━━━━━ Stored rows
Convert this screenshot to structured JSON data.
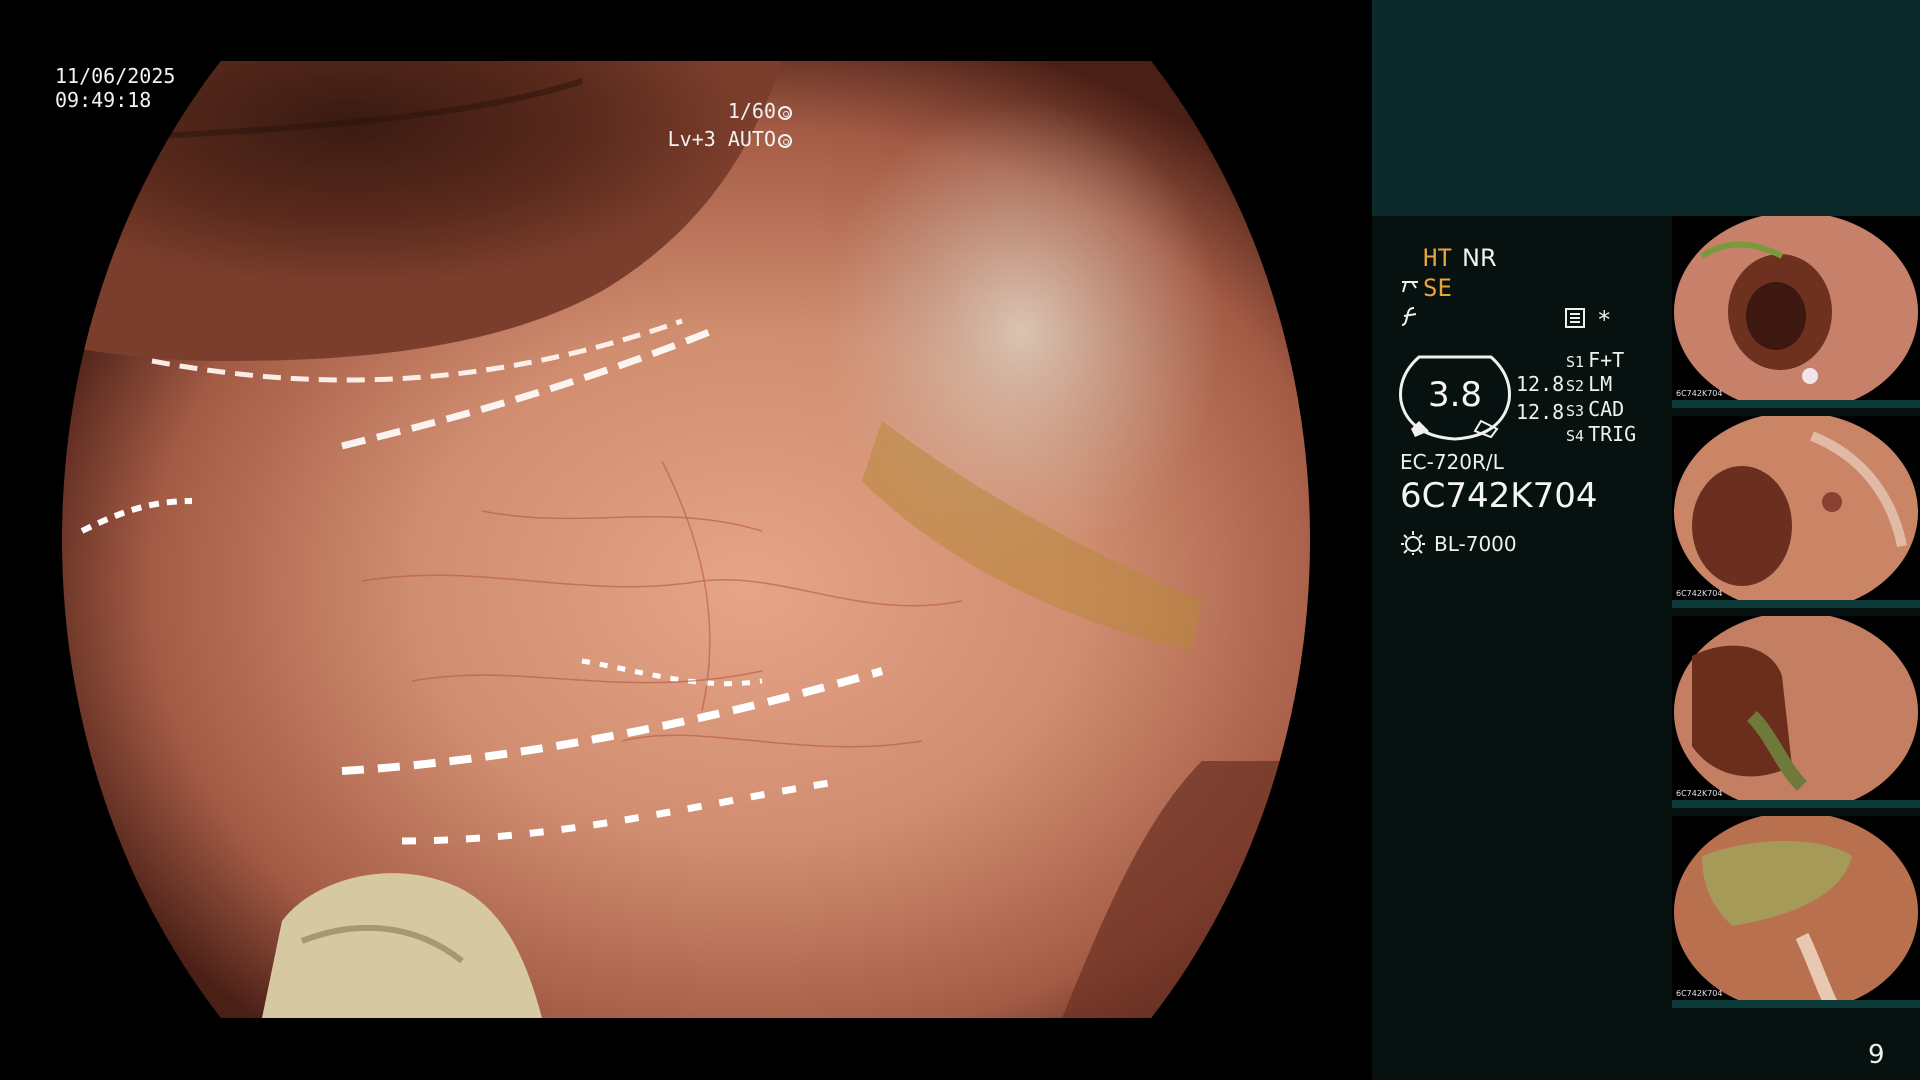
{
  "main_view": {
    "date": "11/06/2025",
    "time": "09:49:18",
    "shutter": "1/60",
    "level": "Lv+3 AUTO"
  },
  "panel": {
    "ht_label": "HT",
    "nr_label": "NR",
    "se_label": "SE",
    "star": "*",
    "gauge_value": "3.8",
    "value_1": "12.8",
    "value_2": "12.8",
    "switches": [
      {
        "key": "S1",
        "value": "F+T"
      },
      {
        "key": "S2",
        "value": "LM"
      },
      {
        "key": "S3",
        "value": "CAD"
      },
      {
        "key": "S4",
        "value": "TRIG"
      }
    ],
    "scope_model": "EC-720R/L",
    "scope_serial": "6C742K704",
    "light_source": "BL-7000",
    "page_number": "9"
  },
  "thumbnails": [
    {
      "serial": "6C742K704"
    },
    {
      "serial": "6C742K704"
    },
    {
      "serial": "6C742K704"
    },
    {
      "serial": "6C742K704"
    }
  ],
  "colors": {
    "highlight_orange": "#e8a33a",
    "panel_top": "#0c2a29",
    "panel_bg": "#061110",
    "mucosa": "#c9866a"
  },
  "icons": [
    "aperture-icon",
    "auto-iris-icon",
    "structure-enhance-icon",
    "color-enhance-icon",
    "memory-icon",
    "light-source-icon"
  ]
}
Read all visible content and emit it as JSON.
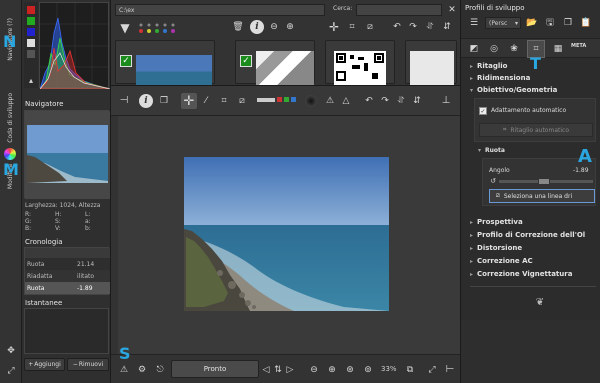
━━━━━━━━━━
Without the pictures, retype the whole of the material above exactly.

Convert this screenshot to structured JSON data.
{
  "main_view": {
    "date": "11/06/2025",
    "time": "09:49:18",
    "shutter": "1/60",
    "level": "Lv+3 AUTO"
  },
  "panel": {
    "ht_label": "HT",
    "nr_label": "NR",
    "se_label": "SE",
    "star": "*",
    "gauge_value": "3.8",
    "value_1": "12.8",
    "value_2": "12.8",
    "switches": [
      {
        "key": "S1",
        "value": "F+T"
      },
      {
        "key": "S2",
        "value": "LM"
      },
      {
        "key": "S3",
        "value": "CAD"
      },
      {
        "key": "S4",
        "value": "TRIG"
      }
    ],
    "scope_model": "EC-720R/L",
    "scope_serial": "6C742K704",
    "light_source": "BL-7000",
    "page_number": "9"
  },
  "thumbnails": [
    {
      "serial": "6C742K704"
    },
    {
      "serial": "6C742K704"
    },
    {
      "serial": "6C742K704"
    },
    {
      "serial": "6C742K704"
    }
  ],
  "colors": {
    "highlight_orange": "#e8a33a",
    "panel_top": "#0c2a29",
    "panel_bg": "#061110",
    "mucosa": "#c9866a"
  },
  "icons": [
    "aperture-icon",
    "auto-iris-icon",
    "structure-enhance-icon",
    "color-enhance-icon",
    "memory-icon",
    "light-source-icon"
  ]
}
Read all visible content and emit it as JSON.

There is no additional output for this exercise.